### Task details
Rewrite each item below as a numbered list of its lines, skipping any blank lines and leaving out the pictures.

+--

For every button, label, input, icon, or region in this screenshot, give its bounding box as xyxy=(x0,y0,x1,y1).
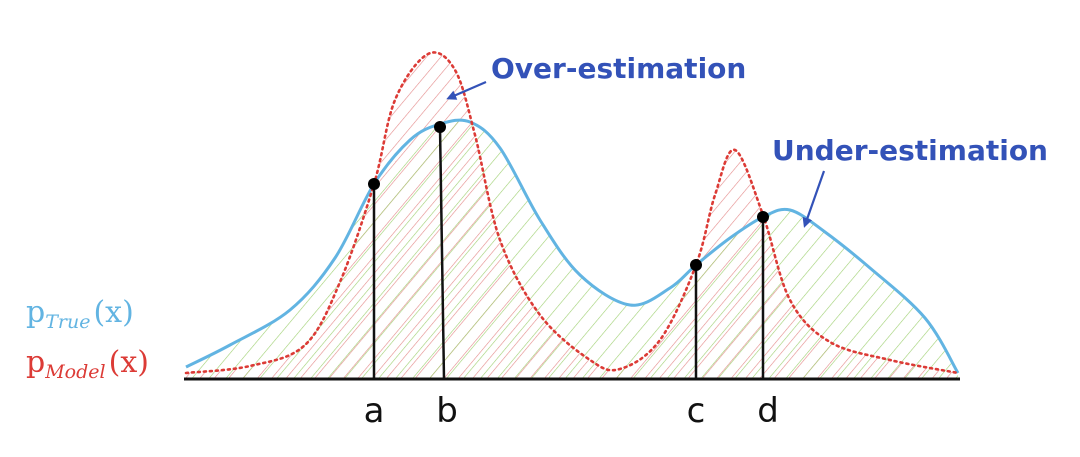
marker-label-c: c xyxy=(687,391,706,431)
marker-point-a xyxy=(368,178,380,190)
marker-point-d xyxy=(757,211,769,223)
marker-label-b: b xyxy=(436,391,458,431)
model-distribution-curve xyxy=(184,51,960,375)
under-estimation-label: Under-estimation xyxy=(772,134,1048,167)
over-estimation-arrow xyxy=(446,80,487,100)
under-estimation-hatch xyxy=(186,120,958,379)
over-estimation-label: Over-estimation xyxy=(491,52,746,85)
legend-true: pTrue (x) xyxy=(26,295,134,333)
true-distribution-curve xyxy=(185,118,960,374)
under-estimation-arrow xyxy=(802,170,826,228)
marker-point-c xyxy=(690,259,702,271)
legend-model: pModel (x) xyxy=(26,345,149,383)
marker-label-a: a xyxy=(364,391,385,431)
marker-point-b xyxy=(434,121,446,133)
marker-label-d: d xyxy=(757,391,779,431)
marker-line-b xyxy=(438,126,446,380)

+--

### Exercise output
1. For every button, label, input, icon, or region in this screenshot, give its bounding box as xyxy=(x0,y0,x1,y1).
2. marker-label-c: c xyxy=(687,391,706,431)
3. marker-point-a xyxy=(368,178,380,190)
4. marker-point-d xyxy=(757,211,769,223)
5. marker-label-b: b xyxy=(436,391,458,431)
6. model-distribution-curve xyxy=(184,51,960,375)
7. under-estimation-label: Under-estimation xyxy=(772,134,1048,167)
8. over-estimation-arrow xyxy=(446,80,487,100)
9. under-estimation-hatch xyxy=(186,120,958,379)
10. over-estimation-label: Over-estimation xyxy=(491,52,746,85)
11. legend-true: pTrue (x) xyxy=(26,295,134,333)
12. true-distribution-curve xyxy=(185,118,960,374)
13. under-estimation-arrow xyxy=(802,170,826,228)
14. marker-point-c xyxy=(690,259,702,271)
15. legend-model: pModel (x) xyxy=(26,345,149,383)
16. marker-label-a: a xyxy=(364,391,385,431)
17. marker-point-b xyxy=(434,121,446,133)
18. marker-label-d: d xyxy=(757,391,779,431)
19. marker-line-b xyxy=(438,126,446,380)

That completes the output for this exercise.